Saved entries:
* * *

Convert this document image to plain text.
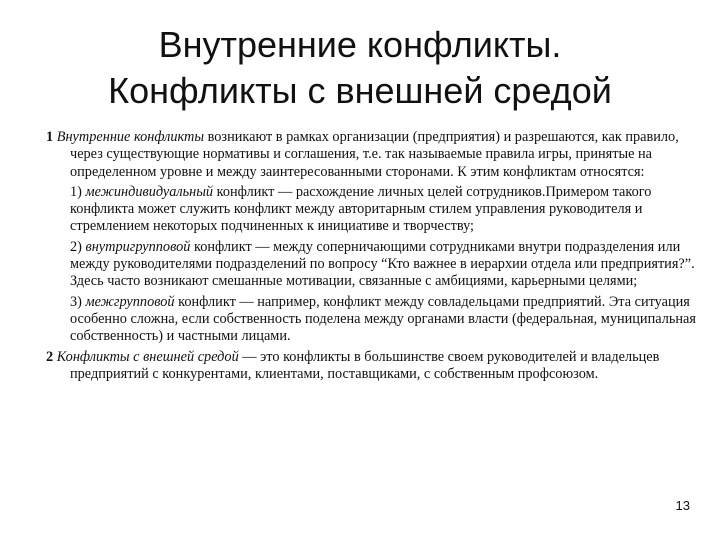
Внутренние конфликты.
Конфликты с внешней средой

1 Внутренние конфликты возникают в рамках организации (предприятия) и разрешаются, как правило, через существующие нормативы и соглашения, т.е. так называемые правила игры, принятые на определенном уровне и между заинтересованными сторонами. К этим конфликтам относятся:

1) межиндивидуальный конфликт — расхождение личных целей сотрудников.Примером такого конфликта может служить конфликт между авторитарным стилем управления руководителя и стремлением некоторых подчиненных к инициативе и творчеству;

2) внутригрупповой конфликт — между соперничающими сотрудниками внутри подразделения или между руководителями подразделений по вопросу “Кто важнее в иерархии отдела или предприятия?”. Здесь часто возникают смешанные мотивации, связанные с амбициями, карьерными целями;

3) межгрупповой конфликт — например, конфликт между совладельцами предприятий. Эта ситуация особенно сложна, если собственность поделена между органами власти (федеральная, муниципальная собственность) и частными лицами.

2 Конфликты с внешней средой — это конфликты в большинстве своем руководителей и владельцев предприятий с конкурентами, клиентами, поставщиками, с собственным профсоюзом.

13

* * *

Without the pictures, reproduce every line of the records above exactly.

_Exercise output:_
Convert this document image to plain text.
Внутренние конфликты.
Конфликты с внешней средой

1 Внутренние конфликты возникают в рамках организации (предприятия) и разрешаются, как правило, через существующие нормативы и соглашения, т.е. так называемые правила игры, принятые на определенном уровне и между заинтересованными сторонами. К этим конфликтам относятся:

1) межиндивидуальный конфликт — расхождение личных целей сотрудников.Примером такого конфликта может служить конфликт между авторитарным стилем управления руководителя и стремлением некоторых подчиненных к инициативе и творчеству;

2) внутригрупповой конфликт — между соперничающими сотрудниками внутри подразделения или между руководителями подразделений по вопросу “Кто важнее в иерархии отдела или предприятия?”. Здесь часто возникают смешанные мотивации, связанные с амбициями, карьерными целями;

3) межгрупповой конфликт — например, конфликт между совладельцами предприятий. Эта ситуация особенно сложна, если собственность поделена между органами власти (федеральная, муниципальная собственность) и частными лицами.

2 Конфликты с внешней средой — это конфликты в большинстве своем руководителей и владельцев предприятий с конкурентами, клиентами, поставщиками, с собственным профсоюзом.

13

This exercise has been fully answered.